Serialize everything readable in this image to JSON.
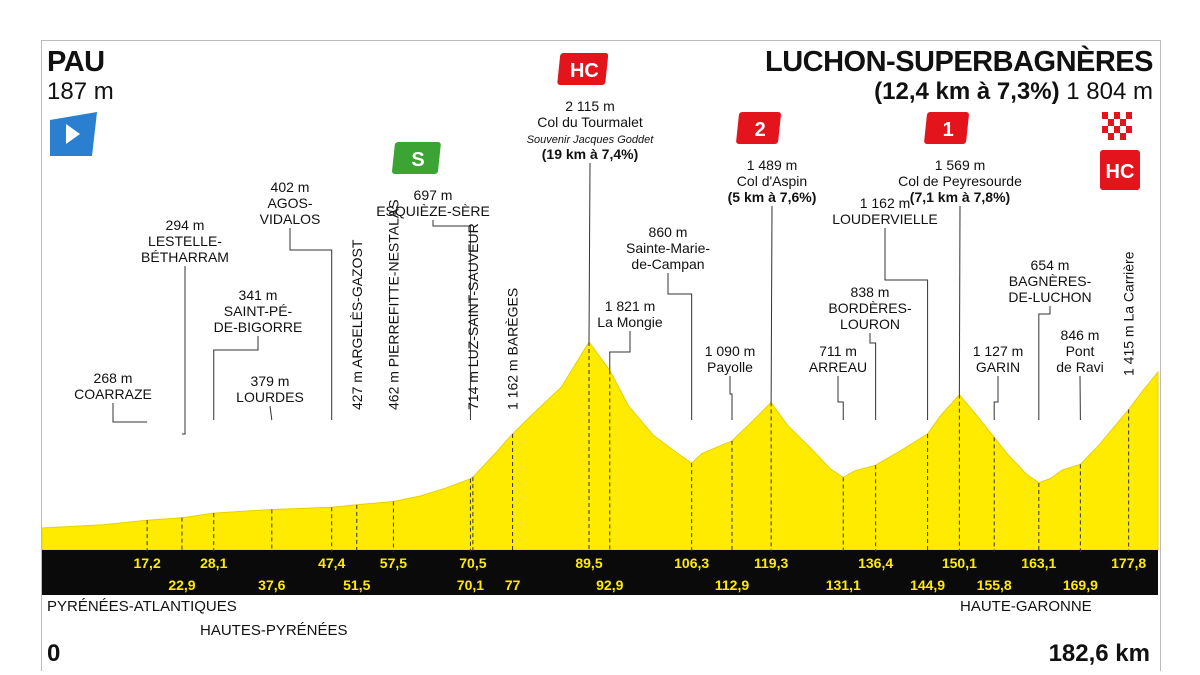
{
  "header": {
    "start_town": "PAU",
    "start_altitude": "187 m",
    "finish_town": "LUCHON-SUPERBAGNÈRES",
    "finish_climb": "(12,4 km à 7,3%)",
    "finish_altitude": "1 804 m"
  },
  "footer": {
    "start_km": "0",
    "total_km": "182,6 km",
    "departments": [
      "PYRÉNÉES-ATLANTIQUES",
      "HAUTES-PYRÉNÉES",
      "HAUTE-GARONNE"
    ]
  },
  "colors": {
    "profile_fill": "#ffeb00",
    "band": "#0a0a0a",
    "km_text": "#ffeb00",
    "category_badge": "#e3141b",
    "sprint_badge": "#3ca335",
    "start_flag": "#2a7fd1"
  },
  "chart_data": {
    "type": "area",
    "title": "PAU – LUCHON-SUPERBAGNÈRES",
    "xlabel": "",
    "ylabel": "",
    "xlim": [
      0,
      182.6
    ],
    "grid": false,
    "profile": {
      "x": [
        0,
        10,
        17.2,
        22.9,
        28.1,
        37.6,
        47.4,
        51.5,
        57.5,
        62,
        66,
        70.1,
        70.5,
        74,
        77,
        80,
        85,
        89.5,
        92.9,
        96,
        100,
        104,
        106.3,
        108,
        112.9,
        116,
        119.3,
        122,
        126,
        129,
        131.1,
        133,
        136.4,
        140,
        144.9,
        147,
        150.1,
        153,
        155.8,
        158,
        161,
        163.1,
        165,
        167,
        169.9,
        173,
        177.8,
        180,
        182.6
      ],
      "y": [
        187,
        220,
        268,
        294,
        341,
        379,
        402,
        427,
        462,
        520,
        600,
        697,
        714,
        950,
        1162,
        1350,
        1650,
        2115,
        1821,
        1450,
        1150,
        960,
        860,
        960,
        1090,
        1280,
        1489,
        1250,
        1000,
        800,
        711,
        780,
        838,
        970,
        1162,
        1350,
        1569,
        1350,
        1127,
        950,
        750,
        654,
        700,
        790,
        846,
        1050,
        1415,
        1600,
        1804
      ]
    },
    "points": [
      {
        "km": 17.2,
        "km_label": "17,2",
        "alt": 268,
        "labels": [
          "268 m",
          "COARRAZE"
        ]
      },
      {
        "km": 22.9,
        "km_label": "22,9",
        "alt": 294,
        "labels": [
          "294 m",
          "LESTELLE-",
          "BÉTHARRAM"
        ]
      },
      {
        "km": 28.1,
        "km_label": "28,1",
        "alt": 341,
        "labels": [
          "341 m",
          "SAINT-PÉ-",
          "DE-BIGORRE"
        ]
      },
      {
        "km": 37.6,
        "km_label": "37,6",
        "alt": 379,
        "labels": [
          "379 m",
          "LOURDES"
        ]
      },
      {
        "km": 47.4,
        "km_label": "47,4",
        "alt": 402,
        "labels": [
          "402 m",
          "AGOS-",
          "VIDALOS"
        ]
      },
      {
        "km": 51.5,
        "km_label": "51,5",
        "alt": 427,
        "labels": [
          "427 m ARGELÈS-GAZOST"
        ]
      },
      {
        "km": 57.5,
        "km_label": "57,5",
        "alt": 462,
        "labels": [
          "462 m PIERREFITTE-NESTALAS"
        ]
      },
      {
        "km": 70.1,
        "km_label": "70,1",
        "alt": 697,
        "labels": [
          "697 m",
          "ESQUIÈZE-SÈRE"
        ],
        "badge": "S"
      },
      {
        "km": 70.5,
        "km_label": "70,5",
        "alt": 714,
        "labels": [
          "714 m LUZ-SAINT-SAUVEUR"
        ]
      },
      {
        "km": 77,
        "km_label": "77",
        "alt": 1162,
        "labels": [
          "1 162 m BARÈGES"
        ]
      },
      {
        "km": 89.5,
        "km_label": "89,5",
        "alt": 2115,
        "labels": [
          "2 115 m",
          "Col du Tourmalet",
          "Souvenir Jacques Goddet",
          "(19 km à 7,4%)"
        ],
        "badge": "HC"
      },
      {
        "km": 92.9,
        "km_label": "92,9",
        "alt": 1821,
        "labels": [
          "1 821 m",
          "La Mongie"
        ]
      },
      {
        "km": 106.3,
        "km_label": "106,3",
        "alt": 860,
        "labels": [
          "860 m",
          "Sainte-Marie-",
          "de-Campan"
        ]
      },
      {
        "km": 112.9,
        "km_label": "112,9",
        "alt": 1090,
        "labels": [
          "1 090 m",
          "Payolle"
        ]
      },
      {
        "km": 119.3,
        "km_label": "119,3",
        "alt": 1489,
        "labels": [
          "1 489 m",
          "Col d'Aspin",
          "(5 km à 7,6%)"
        ],
        "badge": "2"
      },
      {
        "km": 131.1,
        "km_label": "131,1",
        "alt": 711,
        "labels": [
          "711 m",
          "ARREAU"
        ]
      },
      {
        "km": 136.4,
        "km_label": "136,4",
        "alt": 838,
        "labels": [
          "838 m",
          "BORDÈRES-",
          "LOURON"
        ]
      },
      {
        "km": 144.9,
        "km_label": "144,9",
        "alt": 1162,
        "labels": [
          "1 162 m",
          "LOUDERVIELLE"
        ]
      },
      {
        "km": 150.1,
        "km_label": "150,1",
        "alt": 1569,
        "labels": [
          "1 569 m",
          "Col de Peyresourde",
          "(7,1 km à 7,8%)"
        ],
        "badge": "1"
      },
      {
        "km": 155.8,
        "km_label": "155,8",
        "alt": 1127,
        "labels": [
          "1 127 m",
          "GARIN"
        ]
      },
      {
        "km": 163.1,
        "km_label": "163,1",
        "alt": 654,
        "labels": [
          "654 m",
          "BAGNÈRES-",
          "DE-LUCHON"
        ]
      },
      {
        "km": 169.9,
        "km_label": "169,9",
        "alt": 846,
        "labels": [
          "846 m",
          "Pont",
          "de Ravi"
        ]
      },
      {
        "km": 177.8,
        "km_label": "177,8",
        "alt": 1415,
        "labels": [
          "1 415 m La Carrière"
        ]
      },
      {
        "km": 182.6,
        "km_label": "",
        "alt": 1804,
        "labels": [],
        "badge": "HC",
        "finish": true
      }
    ]
  }
}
----
■ **GIVEN EXERCISE**
Make an exact copy of the whole listing, but don't bring over any pictures.

■ **SOLUTION FOR THIS EXERCISE**
Serialize everything readable in this image to JSON.
{
  "header": {
    "start_town": "PAU",
    "start_altitude": "187 m",
    "finish_town": "LUCHON-SUPERBAGNÈRES",
    "finish_climb": "(12,4 km à 7,3%)",
    "finish_altitude": "1 804 m"
  },
  "footer": {
    "start_km": "0",
    "total_km": "182,6 km",
    "departments": [
      "PYRÉNÉES-ATLANTIQUES",
      "HAUTES-PYRÉNÉES",
      "HAUTE-GARONNE"
    ]
  },
  "colors": {
    "profile_fill": "#ffeb00",
    "band": "#0a0a0a",
    "km_text": "#ffeb00",
    "category_badge": "#e3141b",
    "sprint_badge": "#3ca335",
    "start_flag": "#2a7fd1"
  },
  "chart_data": {
    "type": "area",
    "title": "PAU – LUCHON-SUPERBAGNÈRES",
    "xlabel": "",
    "ylabel": "",
    "xlim": [
      0,
      182.6
    ],
    "grid": false,
    "profile": {
      "x": [
        0,
        10,
        17.2,
        22.9,
        28.1,
        37.6,
        47.4,
        51.5,
        57.5,
        62,
        66,
        70.1,
        70.5,
        74,
        77,
        80,
        85,
        89.5,
        92.9,
        96,
        100,
        104,
        106.3,
        108,
        112.9,
        116,
        119.3,
        122,
        126,
        129,
        131.1,
        133,
        136.4,
        140,
        144.9,
        147,
        150.1,
        153,
        155.8,
        158,
        161,
        163.1,
        165,
        167,
        169.9,
        173,
        177.8,
        180,
        182.6
      ],
      "y": [
        187,
        220,
        268,
        294,
        341,
        379,
        402,
        427,
        462,
        520,
        600,
        697,
        714,
        950,
        1162,
        1350,
        1650,
        2115,
        1821,
        1450,
        1150,
        960,
        860,
        960,
        1090,
        1280,
        1489,
        1250,
        1000,
        800,
        711,
        780,
        838,
        970,
        1162,
        1350,
        1569,
        1350,
        1127,
        950,
        750,
        654,
        700,
        790,
        846,
        1050,
        1415,
        1600,
        1804
      ]
    },
    "points": [
      {
        "km": 17.2,
        "km_label": "17,2",
        "alt": 268,
        "labels": [
          "268 m",
          "COARRAZE"
        ]
      },
      {
        "km": 22.9,
        "km_label": "22,9",
        "alt": 294,
        "labels": [
          "294 m",
          "LESTELLE-",
          "BÉTHARRAM"
        ]
      },
      {
        "km": 28.1,
        "km_label": "28,1",
        "alt": 341,
        "labels": [
          "341 m",
          "SAINT-PÉ-",
          "DE-BIGORRE"
        ]
      },
      {
        "km": 37.6,
        "km_label": "37,6",
        "alt": 379,
        "labels": [
          "379 m",
          "LOURDES"
        ]
      },
      {
        "km": 47.4,
        "km_label": "47,4",
        "alt": 402,
        "labels": [
          "402 m",
          "AGOS-",
          "VIDALOS"
        ]
      },
      {
        "km": 51.5,
        "km_label": "51,5",
        "alt": 427,
        "labels": [
          "427 m ARGELÈS-GAZOST"
        ]
      },
      {
        "km": 57.5,
        "km_label": "57,5",
        "alt": 462,
        "labels": [
          "462 m PIERREFITTE-NESTALAS"
        ]
      },
      {
        "km": 70.1,
        "km_label": "70,1",
        "alt": 697,
        "labels": [
          "697 m",
          "ESQUIÈZE-SÈRE"
        ],
        "badge": "S"
      },
      {
        "km": 70.5,
        "km_label": "70,5",
        "alt": 714,
        "labels": [
          "714 m LUZ-SAINT-SAUVEUR"
        ]
      },
      {
        "km": 77,
        "km_label": "77",
        "alt": 1162,
        "labels": [
          "1 162 m BARÈGES"
        ]
      },
      {
        "km": 89.5,
        "km_label": "89,5",
        "alt": 2115,
        "labels": [
          "2 115 m",
          "Col du Tourmalet",
          "Souvenir Jacques Goddet",
          "(19 km à 7,4%)"
        ],
        "badge": "HC"
      },
      {
        "km": 92.9,
        "km_label": "92,9",
        "alt": 1821,
        "labels": [
          "1 821 m",
          "La Mongie"
        ]
      },
      {
        "km": 106.3,
        "km_label": "106,3",
        "alt": 860,
        "labels": [
          "860 m",
          "Sainte-Marie-",
          "de-Campan"
        ]
      },
      {
        "km": 112.9,
        "km_label": "112,9",
        "alt": 1090,
        "labels": [
          "1 090 m",
          "Payolle"
        ]
      },
      {
        "km": 119.3,
        "km_label": "119,3",
        "alt": 1489,
        "labels": [
          "1 489 m",
          "Col d'Aspin",
          "(5 km à 7,6%)"
        ],
        "badge": "2"
      },
      {
        "km": 131.1,
        "km_label": "131,1",
        "alt": 711,
        "labels": [
          "711 m",
          "ARREAU"
        ]
      },
      {
        "km": 136.4,
        "km_label": "136,4",
        "alt": 838,
        "labels": [
          "838 m",
          "BORDÈRES-",
          "LOURON"
        ]
      },
      {
        "km": 144.9,
        "km_label": "144,9",
        "alt": 1162,
        "labels": [
          "1 162 m",
          "LOUDERVIELLE"
        ]
      },
      {
        "km": 150.1,
        "km_label": "150,1",
        "alt": 1569,
        "labels": [
          "1 569 m",
          "Col de Peyresourde",
          "(7,1 km à 7,8%)"
        ],
        "badge": "1"
      },
      {
        "km": 155.8,
        "km_label": "155,8",
        "alt": 1127,
        "labels": [
          "1 127 m",
          "GARIN"
        ]
      },
      {
        "km": 163.1,
        "km_label": "163,1",
        "alt": 654,
        "labels": [
          "654 m",
          "BAGNÈRES-",
          "DE-LUCHON"
        ]
      },
      {
        "km": 169.9,
        "km_label": "169,9",
        "alt": 846,
        "labels": [
          "846 m",
          "Pont",
          "de Ravi"
        ]
      },
      {
        "km": 177.8,
        "km_label": "177,8",
        "alt": 1415,
        "labels": [
          "1 415 m La Carrière"
        ]
      },
      {
        "km": 182.6,
        "km_label": "",
        "alt": 1804,
        "labels": [],
        "badge": "HC",
        "finish": true
      }
    ]
  }
}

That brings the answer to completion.